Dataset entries
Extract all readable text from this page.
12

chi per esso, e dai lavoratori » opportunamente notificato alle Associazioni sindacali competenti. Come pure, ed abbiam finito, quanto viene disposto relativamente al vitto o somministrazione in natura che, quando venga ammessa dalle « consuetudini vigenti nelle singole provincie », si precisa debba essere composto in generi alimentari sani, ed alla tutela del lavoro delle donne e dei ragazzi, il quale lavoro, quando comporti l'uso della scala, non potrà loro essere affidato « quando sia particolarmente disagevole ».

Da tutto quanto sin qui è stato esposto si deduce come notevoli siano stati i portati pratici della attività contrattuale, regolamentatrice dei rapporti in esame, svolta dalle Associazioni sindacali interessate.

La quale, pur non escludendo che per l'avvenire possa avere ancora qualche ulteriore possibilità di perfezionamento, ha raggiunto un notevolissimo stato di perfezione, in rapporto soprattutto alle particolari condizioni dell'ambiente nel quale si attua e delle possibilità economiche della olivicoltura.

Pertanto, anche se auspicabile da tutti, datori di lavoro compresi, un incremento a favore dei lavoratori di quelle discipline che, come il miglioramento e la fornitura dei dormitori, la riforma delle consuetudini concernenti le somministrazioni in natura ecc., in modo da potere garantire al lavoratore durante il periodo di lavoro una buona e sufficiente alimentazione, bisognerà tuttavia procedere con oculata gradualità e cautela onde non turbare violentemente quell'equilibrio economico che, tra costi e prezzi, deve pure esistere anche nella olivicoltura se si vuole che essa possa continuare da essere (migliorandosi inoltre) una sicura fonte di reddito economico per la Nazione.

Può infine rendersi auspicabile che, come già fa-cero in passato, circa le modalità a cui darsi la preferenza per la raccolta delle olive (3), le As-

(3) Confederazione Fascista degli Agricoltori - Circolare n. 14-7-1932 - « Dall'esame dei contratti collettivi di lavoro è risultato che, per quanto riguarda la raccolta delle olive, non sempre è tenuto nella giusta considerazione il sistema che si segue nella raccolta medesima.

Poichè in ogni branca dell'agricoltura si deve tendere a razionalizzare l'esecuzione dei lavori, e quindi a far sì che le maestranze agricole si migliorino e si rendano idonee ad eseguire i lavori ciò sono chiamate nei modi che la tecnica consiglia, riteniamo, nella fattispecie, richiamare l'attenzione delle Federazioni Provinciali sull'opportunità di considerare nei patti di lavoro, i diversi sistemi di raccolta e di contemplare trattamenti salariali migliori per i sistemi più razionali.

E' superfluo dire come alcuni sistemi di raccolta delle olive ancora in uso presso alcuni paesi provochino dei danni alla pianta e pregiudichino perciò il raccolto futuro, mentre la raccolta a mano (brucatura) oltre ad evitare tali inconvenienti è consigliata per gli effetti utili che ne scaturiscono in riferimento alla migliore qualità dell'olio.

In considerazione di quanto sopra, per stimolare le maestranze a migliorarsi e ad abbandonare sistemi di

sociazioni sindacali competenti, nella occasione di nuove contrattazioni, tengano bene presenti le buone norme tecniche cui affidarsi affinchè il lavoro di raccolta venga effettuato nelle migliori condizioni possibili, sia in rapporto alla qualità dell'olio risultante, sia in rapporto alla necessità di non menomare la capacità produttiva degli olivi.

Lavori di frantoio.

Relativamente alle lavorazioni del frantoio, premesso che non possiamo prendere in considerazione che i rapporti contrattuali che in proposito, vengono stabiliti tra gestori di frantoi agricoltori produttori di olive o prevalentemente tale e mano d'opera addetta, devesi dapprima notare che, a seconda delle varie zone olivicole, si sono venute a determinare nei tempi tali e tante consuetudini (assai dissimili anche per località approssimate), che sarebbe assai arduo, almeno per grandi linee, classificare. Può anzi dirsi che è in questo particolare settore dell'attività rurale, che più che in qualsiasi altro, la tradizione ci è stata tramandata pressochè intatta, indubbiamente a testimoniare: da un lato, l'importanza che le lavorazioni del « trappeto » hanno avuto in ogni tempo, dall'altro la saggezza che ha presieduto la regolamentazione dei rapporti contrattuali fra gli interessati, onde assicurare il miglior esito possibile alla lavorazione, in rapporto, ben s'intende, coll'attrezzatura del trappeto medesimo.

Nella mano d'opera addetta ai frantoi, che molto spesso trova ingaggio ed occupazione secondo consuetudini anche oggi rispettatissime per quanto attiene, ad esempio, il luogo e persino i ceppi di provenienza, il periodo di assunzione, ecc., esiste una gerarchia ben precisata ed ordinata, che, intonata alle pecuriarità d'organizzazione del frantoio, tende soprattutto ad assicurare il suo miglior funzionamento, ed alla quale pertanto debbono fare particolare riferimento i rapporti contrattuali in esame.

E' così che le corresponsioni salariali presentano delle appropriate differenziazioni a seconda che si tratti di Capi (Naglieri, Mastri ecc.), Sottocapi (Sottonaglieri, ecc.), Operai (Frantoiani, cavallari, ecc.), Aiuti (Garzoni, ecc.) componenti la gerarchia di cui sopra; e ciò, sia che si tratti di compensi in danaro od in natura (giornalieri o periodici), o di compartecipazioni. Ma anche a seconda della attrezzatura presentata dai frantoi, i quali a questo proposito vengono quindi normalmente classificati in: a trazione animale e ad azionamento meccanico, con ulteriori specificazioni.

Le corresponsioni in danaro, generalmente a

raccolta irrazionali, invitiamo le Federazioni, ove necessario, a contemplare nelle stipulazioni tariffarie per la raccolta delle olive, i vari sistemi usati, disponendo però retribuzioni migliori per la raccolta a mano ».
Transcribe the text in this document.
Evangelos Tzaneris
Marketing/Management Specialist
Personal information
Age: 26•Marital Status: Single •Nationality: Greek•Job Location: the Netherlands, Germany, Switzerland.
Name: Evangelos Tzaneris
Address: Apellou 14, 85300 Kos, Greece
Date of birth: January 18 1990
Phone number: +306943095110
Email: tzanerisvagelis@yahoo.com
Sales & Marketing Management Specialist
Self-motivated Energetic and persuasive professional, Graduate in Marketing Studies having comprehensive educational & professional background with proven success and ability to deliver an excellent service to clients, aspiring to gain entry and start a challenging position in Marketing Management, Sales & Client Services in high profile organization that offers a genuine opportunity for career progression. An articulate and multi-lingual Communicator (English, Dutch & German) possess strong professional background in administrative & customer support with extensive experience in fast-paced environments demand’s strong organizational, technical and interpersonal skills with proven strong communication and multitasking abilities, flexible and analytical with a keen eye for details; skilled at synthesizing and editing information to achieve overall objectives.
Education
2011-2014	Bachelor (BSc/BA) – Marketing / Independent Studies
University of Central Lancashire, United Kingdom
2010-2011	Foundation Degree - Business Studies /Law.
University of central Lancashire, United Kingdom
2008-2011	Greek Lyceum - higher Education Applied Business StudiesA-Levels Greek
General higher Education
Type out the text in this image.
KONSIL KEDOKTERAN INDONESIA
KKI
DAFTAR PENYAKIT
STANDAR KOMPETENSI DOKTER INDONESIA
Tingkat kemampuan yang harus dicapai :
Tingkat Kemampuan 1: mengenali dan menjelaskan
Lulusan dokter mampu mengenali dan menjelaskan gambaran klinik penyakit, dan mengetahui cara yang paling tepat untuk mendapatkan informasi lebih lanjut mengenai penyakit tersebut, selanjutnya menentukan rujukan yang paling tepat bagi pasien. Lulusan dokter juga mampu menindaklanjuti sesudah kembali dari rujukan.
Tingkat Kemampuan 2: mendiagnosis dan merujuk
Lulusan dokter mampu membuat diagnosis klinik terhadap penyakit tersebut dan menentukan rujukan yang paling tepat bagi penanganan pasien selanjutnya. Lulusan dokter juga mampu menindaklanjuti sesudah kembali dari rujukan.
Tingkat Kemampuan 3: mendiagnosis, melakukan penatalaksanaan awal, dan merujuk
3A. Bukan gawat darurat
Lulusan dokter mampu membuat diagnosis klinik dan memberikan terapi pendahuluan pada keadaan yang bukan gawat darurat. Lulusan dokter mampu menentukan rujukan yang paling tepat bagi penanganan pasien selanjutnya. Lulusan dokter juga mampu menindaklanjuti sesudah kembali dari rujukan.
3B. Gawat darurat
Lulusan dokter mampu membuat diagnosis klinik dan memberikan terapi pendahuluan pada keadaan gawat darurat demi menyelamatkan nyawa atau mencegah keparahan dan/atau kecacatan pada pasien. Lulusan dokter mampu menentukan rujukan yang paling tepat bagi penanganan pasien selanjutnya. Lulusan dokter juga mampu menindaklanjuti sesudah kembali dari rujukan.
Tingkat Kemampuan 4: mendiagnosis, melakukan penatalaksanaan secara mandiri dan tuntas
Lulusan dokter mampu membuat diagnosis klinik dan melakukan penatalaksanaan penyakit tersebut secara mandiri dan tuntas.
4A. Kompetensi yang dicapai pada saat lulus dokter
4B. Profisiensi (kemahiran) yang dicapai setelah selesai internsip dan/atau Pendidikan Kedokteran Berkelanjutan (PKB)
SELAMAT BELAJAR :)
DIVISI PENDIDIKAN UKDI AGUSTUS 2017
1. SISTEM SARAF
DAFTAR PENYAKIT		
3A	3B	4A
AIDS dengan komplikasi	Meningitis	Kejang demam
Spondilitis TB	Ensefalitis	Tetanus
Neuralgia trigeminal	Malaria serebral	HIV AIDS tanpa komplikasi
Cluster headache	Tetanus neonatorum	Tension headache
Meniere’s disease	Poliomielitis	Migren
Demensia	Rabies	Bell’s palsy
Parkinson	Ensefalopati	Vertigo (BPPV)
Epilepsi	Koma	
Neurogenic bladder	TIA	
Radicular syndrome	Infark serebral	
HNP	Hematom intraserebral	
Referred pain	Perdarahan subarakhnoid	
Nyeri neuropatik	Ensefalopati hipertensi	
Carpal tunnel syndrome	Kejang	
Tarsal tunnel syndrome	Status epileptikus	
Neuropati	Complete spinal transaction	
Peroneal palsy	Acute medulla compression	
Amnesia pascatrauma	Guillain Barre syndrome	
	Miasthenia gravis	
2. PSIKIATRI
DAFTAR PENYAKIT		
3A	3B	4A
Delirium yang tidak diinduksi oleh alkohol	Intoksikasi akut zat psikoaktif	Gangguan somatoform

WHAT YOU NEED TO DO: Copy every line of the data that holds the string "secara".

FINAL ANSWER:
Tingkat Kemampuan 4: mendiagnosis, melakukan penatalaksanaan secara mandiri dan tuntas
Lulusan dokter mampu membuat diagnosis klinik dan melakukan penatalaksanaan penyakit tersebut secara mandiri dan tuntas.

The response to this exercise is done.